→ **Aim**:
Transcribe each record below word for word.

begin Dataset

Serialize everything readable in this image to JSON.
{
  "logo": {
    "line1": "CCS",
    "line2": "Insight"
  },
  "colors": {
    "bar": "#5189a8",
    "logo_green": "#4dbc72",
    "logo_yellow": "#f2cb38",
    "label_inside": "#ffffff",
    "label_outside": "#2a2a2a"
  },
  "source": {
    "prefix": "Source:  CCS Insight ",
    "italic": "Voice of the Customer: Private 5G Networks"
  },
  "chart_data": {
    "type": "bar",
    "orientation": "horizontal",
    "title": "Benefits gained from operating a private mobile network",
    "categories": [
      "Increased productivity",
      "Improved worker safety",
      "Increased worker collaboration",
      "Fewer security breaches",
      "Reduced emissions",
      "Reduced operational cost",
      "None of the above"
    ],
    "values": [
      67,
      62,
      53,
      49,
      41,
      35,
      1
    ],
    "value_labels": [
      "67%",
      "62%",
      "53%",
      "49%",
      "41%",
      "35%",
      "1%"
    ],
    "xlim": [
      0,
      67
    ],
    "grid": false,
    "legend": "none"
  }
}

end Dataset

→ **Solution to this exercise**:
Serialize everything readable in this image to JSON.
{
  "logo": {
    "line1": "CCS",
    "line2": "Insight"
  },
  "colors": {
    "bar": "#5189a8",
    "logo_green": "#4dbc72",
    "logo_yellow": "#f2cb38",
    "label_inside": "#ffffff",
    "label_outside": "#2a2a2a"
  },
  "source": {
    "prefix": "Source:  CCS Insight ",
    "italic": "Voice of the Customer: Private 5G Networks"
  },
  "chart_data": {
    "type": "bar",
    "orientation": "horizontal",
    "title": "Benefits gained from operating a private mobile network",
    "categories": [
      "Increased productivity",
      "Improved worker safety",
      "Increased worker collaboration",
      "Fewer security breaches",
      "Reduced emissions",
      "Reduced operational cost",
      "None of the above"
    ],
    "values": [
      67,
      62,
      53,
      49,
      41,
      35,
      1
    ],
    "value_labels": [
      "67%",
      "62%",
      "53%",
      "49%",
      "41%",
      "35%",
      "1%"
    ],
    "xlim": [
      0,
      67
    ],
    "grid": false,
    "legend": "none"
  }
}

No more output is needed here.